Which phrases in the concurring opinion below are enclosed in quotation marks? List every one.

■ **DOCUMENT SEGMENT**
Content starts

Court Opinion

ID: 9431234
Source: CourtListenerOpinion
Date Created: 2023-08-02 23:31:42.574004+00
Date Added: 2024-06-11T17:23:27.561212
License: Public Domain

Justice Scalia,
concurring.
I join the Court’s opinion, but write separately principally to express what seems to me a necessary addition to the anal*291ysis in Part II. While I agree that the present order does not come within the Cohen exception to the final-judgment rule under § 1291, I think it oversimplifies somewhat to assign as the reason merely that the order is “inherently tentative.” A categorical order otherwise qualifying for Cohen treatment does not necessarily lose that status, and become “nonfinal,” merely because the court may contemplate — or even, for that matter, invite — renewal of the aggrieved party’s request for relief at a later date. The claim to immediate relief (in this case, the right to be free of the obstruction of a parallel federal proceeding) is categorically and irretrievably denied. The court’s decision is “the final word on the subject” insofar as the time period between the court’s initial denial and its subsequent reconsideration of the renewed motion is concerned. Thus, it is inconceivable that we would hold denial of a motion to dismiss an indictment on grounds of absolute immunity (an order that is normally appealable at once, see Nixon v. Fitzgerald, 457 U. S. 731 (1982)), to be nonfinal and unappealable, simply because the court announces that it will reconsider the motion at the conclusion of the prosecution’s case.

Content ends

[Page layout parsing data]

Content starts

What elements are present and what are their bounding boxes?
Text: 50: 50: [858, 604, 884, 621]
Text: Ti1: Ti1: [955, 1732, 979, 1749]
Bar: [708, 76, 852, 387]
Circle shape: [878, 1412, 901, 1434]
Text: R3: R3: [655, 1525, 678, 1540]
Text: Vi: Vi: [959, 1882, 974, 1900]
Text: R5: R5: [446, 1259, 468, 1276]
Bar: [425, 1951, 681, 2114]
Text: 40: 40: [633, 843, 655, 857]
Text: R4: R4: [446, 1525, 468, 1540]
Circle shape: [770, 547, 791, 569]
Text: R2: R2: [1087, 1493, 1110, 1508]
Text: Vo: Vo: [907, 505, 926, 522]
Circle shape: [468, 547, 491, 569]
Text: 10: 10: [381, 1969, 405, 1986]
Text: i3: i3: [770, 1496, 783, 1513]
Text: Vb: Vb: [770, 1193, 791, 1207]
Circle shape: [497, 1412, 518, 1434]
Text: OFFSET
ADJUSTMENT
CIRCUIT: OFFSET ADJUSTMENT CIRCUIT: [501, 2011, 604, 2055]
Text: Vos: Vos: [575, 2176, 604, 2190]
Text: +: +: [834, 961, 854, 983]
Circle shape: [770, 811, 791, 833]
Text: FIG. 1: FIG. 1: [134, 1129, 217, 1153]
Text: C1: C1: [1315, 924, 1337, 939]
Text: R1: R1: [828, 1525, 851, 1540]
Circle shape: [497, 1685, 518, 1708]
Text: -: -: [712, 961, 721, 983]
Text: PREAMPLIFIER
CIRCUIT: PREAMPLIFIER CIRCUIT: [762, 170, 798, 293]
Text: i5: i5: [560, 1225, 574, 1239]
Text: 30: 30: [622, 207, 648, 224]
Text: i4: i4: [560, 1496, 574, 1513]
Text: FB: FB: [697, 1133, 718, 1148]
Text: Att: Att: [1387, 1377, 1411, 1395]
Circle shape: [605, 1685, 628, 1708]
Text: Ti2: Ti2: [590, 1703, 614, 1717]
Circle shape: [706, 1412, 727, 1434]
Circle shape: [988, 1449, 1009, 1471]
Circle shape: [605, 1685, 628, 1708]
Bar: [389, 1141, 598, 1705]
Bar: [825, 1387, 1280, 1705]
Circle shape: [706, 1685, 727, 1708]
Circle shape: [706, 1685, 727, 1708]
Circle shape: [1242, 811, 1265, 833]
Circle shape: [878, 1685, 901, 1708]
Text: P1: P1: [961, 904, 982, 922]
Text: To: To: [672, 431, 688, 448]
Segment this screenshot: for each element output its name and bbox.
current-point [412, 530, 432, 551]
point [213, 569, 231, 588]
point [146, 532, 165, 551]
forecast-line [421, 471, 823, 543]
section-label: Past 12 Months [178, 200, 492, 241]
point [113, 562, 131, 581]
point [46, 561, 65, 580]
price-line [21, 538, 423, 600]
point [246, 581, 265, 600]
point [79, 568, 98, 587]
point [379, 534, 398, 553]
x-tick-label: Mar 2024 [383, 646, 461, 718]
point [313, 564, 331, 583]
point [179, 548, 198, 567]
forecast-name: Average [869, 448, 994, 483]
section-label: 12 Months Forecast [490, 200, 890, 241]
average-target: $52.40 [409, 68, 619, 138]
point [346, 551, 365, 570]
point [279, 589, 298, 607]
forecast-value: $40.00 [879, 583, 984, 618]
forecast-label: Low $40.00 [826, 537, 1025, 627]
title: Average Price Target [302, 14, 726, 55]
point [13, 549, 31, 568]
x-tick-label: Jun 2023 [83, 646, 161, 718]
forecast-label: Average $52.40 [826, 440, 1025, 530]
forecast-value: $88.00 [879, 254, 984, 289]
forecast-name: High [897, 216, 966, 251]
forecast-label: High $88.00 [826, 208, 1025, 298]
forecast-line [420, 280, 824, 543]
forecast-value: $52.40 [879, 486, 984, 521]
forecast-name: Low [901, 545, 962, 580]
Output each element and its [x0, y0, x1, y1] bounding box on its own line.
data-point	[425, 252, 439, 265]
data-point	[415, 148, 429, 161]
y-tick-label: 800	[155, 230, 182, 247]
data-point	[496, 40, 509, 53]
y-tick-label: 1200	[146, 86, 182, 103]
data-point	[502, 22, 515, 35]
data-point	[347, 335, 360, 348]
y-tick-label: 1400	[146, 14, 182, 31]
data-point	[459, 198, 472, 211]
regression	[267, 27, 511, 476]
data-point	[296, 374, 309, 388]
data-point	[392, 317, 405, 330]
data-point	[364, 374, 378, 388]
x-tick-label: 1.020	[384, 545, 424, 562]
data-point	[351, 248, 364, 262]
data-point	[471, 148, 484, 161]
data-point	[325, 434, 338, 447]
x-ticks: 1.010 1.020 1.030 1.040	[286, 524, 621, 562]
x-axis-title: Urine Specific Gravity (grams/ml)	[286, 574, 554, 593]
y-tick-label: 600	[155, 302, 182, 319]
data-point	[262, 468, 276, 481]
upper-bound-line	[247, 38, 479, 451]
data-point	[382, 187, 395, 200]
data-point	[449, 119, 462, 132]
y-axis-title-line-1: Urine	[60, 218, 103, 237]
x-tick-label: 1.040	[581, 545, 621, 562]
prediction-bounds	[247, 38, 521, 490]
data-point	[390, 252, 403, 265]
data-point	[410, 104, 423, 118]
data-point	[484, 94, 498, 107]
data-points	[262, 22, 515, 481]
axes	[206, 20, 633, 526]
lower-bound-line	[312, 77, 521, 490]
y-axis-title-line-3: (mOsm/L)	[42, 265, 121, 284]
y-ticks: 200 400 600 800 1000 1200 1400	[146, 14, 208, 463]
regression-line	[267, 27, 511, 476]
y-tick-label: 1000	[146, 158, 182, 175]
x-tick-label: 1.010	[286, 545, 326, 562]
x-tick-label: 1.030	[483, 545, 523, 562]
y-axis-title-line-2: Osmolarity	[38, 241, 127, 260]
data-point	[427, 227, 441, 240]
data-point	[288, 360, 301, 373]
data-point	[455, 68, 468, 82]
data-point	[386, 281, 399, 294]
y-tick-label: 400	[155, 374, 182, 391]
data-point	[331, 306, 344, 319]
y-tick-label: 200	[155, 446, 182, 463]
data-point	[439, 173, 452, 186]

Content ends

■ **RESULT OF THE EXERCISE**
- inherently tentative
- nonfinal
- the final word on the subject